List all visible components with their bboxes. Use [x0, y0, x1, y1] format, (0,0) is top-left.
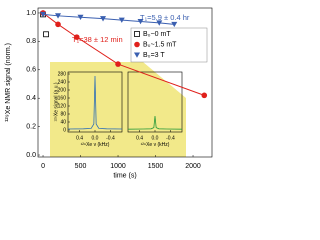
data-point — [100, 16, 107, 22]
legend-marker — [134, 52, 140, 58]
data-point — [171, 21, 178, 28]
y-tick-label: 0 — [63, 127, 66, 133]
inset: 0.4 0.0 -0.4 0 40 80 120 160 200 240 280 ¹²⁹Xe ν (k… — [53, 71, 183, 148]
y-tick-label: 0.0 — [26, 152, 36, 159]
fit-line — [42, 13, 175, 25]
data-point — [201, 92, 208, 99]
legend-label: B₀~0 mT — [143, 31, 171, 38]
y-tick-label: 80 — [60, 111, 66, 117]
chart: 0.4 0.0 -0.4 0 40 80 120 160 200 240 280 ¹²⁹Xe ν (k… — [5, 7, 213, 180]
y-tick-label: 1.0 — [26, 10, 36, 17]
x-tick-label: 500 — [75, 163, 87, 170]
data-point — [156, 20, 163, 26]
y-tick-label: 0.8 — [26, 38, 36, 45]
inset-background — [50, 62, 186, 157]
data-point — [77, 14, 84, 21]
legend-box — [130, 27, 208, 63]
x-axis-label: time (s) — [113, 173, 136, 180]
data-point — [115, 61, 121, 67]
x-tick-label: 1000 — [110, 163, 126, 170]
y-tick-label: 280 — [58, 71, 67, 77]
y-tick-label: 0.4 — [26, 95, 36, 102]
data-point — [55, 13, 62, 19]
legend-label: B₀=3 T — [143, 52, 165, 59]
page: 0.4 0.0 -0.4 0 40 80 120 160 200 240 280 ¹²⁹Xe ν (k… — [4, 7, 213, 180]
data-point — [40, 11, 47, 18]
annotation: T₁=38 ± 12 min — [72, 35, 123, 44]
x-tick-label: -0.4 — [166, 135, 175, 141]
data-point — [137, 18, 144, 25]
legend-marker — [134, 31, 140, 37]
annotation: T₁=5.9 ± 0.4 hr — [140, 13, 190, 22]
x-tick-label: -0.4 — [106, 135, 115, 141]
y-axis-label: ¹²⁹Xe signal (a.u.) — [53, 82, 59, 121]
legend-marker — [134, 41, 140, 48]
data-point — [73, 34, 80, 40]
y-tick-label: 240 — [58, 79, 67, 85]
legend-label: B₀~1.5 mT — [143, 41, 177, 48]
data-point — [43, 31, 49, 38]
y-axis-label: ¹²⁹Xe NMR signal (norm.) — [5, 43, 12, 122]
x-tick-label: 1500 — [148, 163, 164, 170]
y-tick-label: 160 — [58, 95, 67, 101]
x-tick-label: 0.4 — [136, 135, 143, 141]
x-tick-label: 0.0 — [152, 135, 159, 141]
spectrum-line — [127, 115, 183, 130]
data-point — [118, 17, 125, 23]
y-tick-label: 0.2 — [26, 123, 36, 130]
x-axis-label: ¹²⁹Xe ν (kHz) — [81, 142, 110, 148]
spectrum-line — [67, 75, 123, 130]
plot-frame — [37, 7, 213, 158]
x-axis-label: ¹²⁹Xe ν (kHz) — [141, 142, 170, 148]
x-tick-label: 0.4 — [76, 135, 83, 141]
data-point — [55, 21, 61, 28]
x-tick-label: 0.0 — [92, 135, 99, 141]
y-tick-label: 0.6 — [26, 67, 36, 74]
y-tick-label: 120 — [58, 103, 67, 109]
x-tick-label: 0 — [41, 163, 45, 170]
y-tick-label: 200 — [58, 87, 67, 93]
y-tick-label: 40 — [60, 119, 66, 125]
x-tick-label: 2000 — [185, 163, 201, 170]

Short exercise –
Rewrite all of the records above, putting "scatter-point" wherever "data-point" occurs and leaving everything else unchanged. Omit the pictures from your answer.

Expected answer –
List all visible components with their bboxes. Use [x0, y0, x1, y1] format, (0,0) is top-left.
scatter-point — [100, 16, 107, 22]
legend-marker — [134, 52, 140, 58]
scatter-point — [171, 21, 178, 28]
y-tick-label: 0 — [63, 127, 66, 133]
inset: 0.4 0.0 -0.4 0 40 80 120 160 200 240 280 ¹²⁹Xe ν (k… — [53, 71, 183, 148]
y-tick-label: 0.0 — [26, 152, 36, 159]
fit-line — [42, 13, 175, 25]
scatter-point — [201, 92, 208, 99]
legend-label: B₀~0 mT — [143, 31, 171, 38]
y-tick-label: 80 — [60, 111, 66, 117]
chart: 0.4 0.0 -0.4 0 40 80 120 160 200 240 280 ¹²⁹Xe ν (k… — [5, 7, 213, 180]
y-tick-label: 1.0 — [26, 10, 36, 17]
x-tick-label: 500 — [75, 163, 87, 170]
scatter-point — [156, 20, 163, 26]
y-tick-label: 0.8 — [26, 38, 36, 45]
inset-background — [50, 62, 186, 157]
scatter-point — [77, 14, 84, 21]
legend-box — [130, 27, 208, 63]
x-axis-label: time (s) — [113, 173, 136, 180]
scatter-point — [115, 61, 121, 67]
x-tick-label: 1000 — [110, 163, 126, 170]
y-tick-label: 280 — [58, 71, 67, 77]
y-tick-label: 0.4 — [26, 95, 36, 102]
scatter-point — [55, 13, 62, 19]
legend-label: B₀=3 T — [143, 52, 165, 59]
page: 0.4 0.0 -0.4 0 40 80 120 160 200 240 280 ¹²⁹Xe ν (k… — [4, 7, 213, 180]
scatter-point — [40, 11, 47, 18]
annotation: T₁=38 ± 12 min — [72, 35, 123, 44]
x-tick-label: -0.4 — [166, 135, 175, 141]
scatter-point — [137, 18, 144, 25]
legend-marker — [134, 31, 140, 37]
annotation: T₁=5.9 ± 0.4 hr — [140, 13, 190, 22]
x-tick-label: -0.4 — [106, 135, 115, 141]
y-axis-label: ¹²⁹Xe signal (a.u.) — [53, 82, 59, 121]
legend-marker — [134, 41, 140, 48]
scatter-point — [73, 34, 80, 40]
y-tick-label: 240 — [58, 79, 67, 85]
legend-label: B₀~1.5 mT — [143, 41, 177, 48]
scatter-point — [43, 31, 49, 38]
y-axis-label: ¹²⁹Xe NMR signal (norm.) — [5, 43, 12, 122]
x-tick-label: 1500 — [148, 163, 164, 170]
y-tick-label: 160 — [58, 95, 67, 101]
x-tick-label: 0.4 — [136, 135, 143, 141]
x-tick-label: 0.0 — [152, 135, 159, 141]
spectrum-line — [127, 115, 183, 130]
scatter-point — [118, 17, 125, 23]
y-tick-label: 0.2 — [26, 123, 36, 130]
x-axis-label: ¹²⁹Xe ν (kHz) — [81, 142, 110, 148]
spectrum-line — [67, 75, 123, 130]
plot-frame — [37, 7, 213, 158]
x-axis-label: ¹²⁹Xe ν (kHz) — [141, 142, 170, 148]
x-tick-label: 0.4 — [76, 135, 83, 141]
scatter-point — [55, 21, 61, 28]
x-tick-label: 0.0 — [92, 135, 99, 141]
y-tick-label: 0.6 — [26, 67, 36, 74]
y-tick-label: 120 — [58, 103, 67, 109]
x-tick-label: 0 — [41, 163, 45, 170]
y-tick-label: 200 — [58, 87, 67, 93]
y-tick-label: 40 — [60, 119, 66, 125]
x-tick-label: 2000 — [185, 163, 201, 170]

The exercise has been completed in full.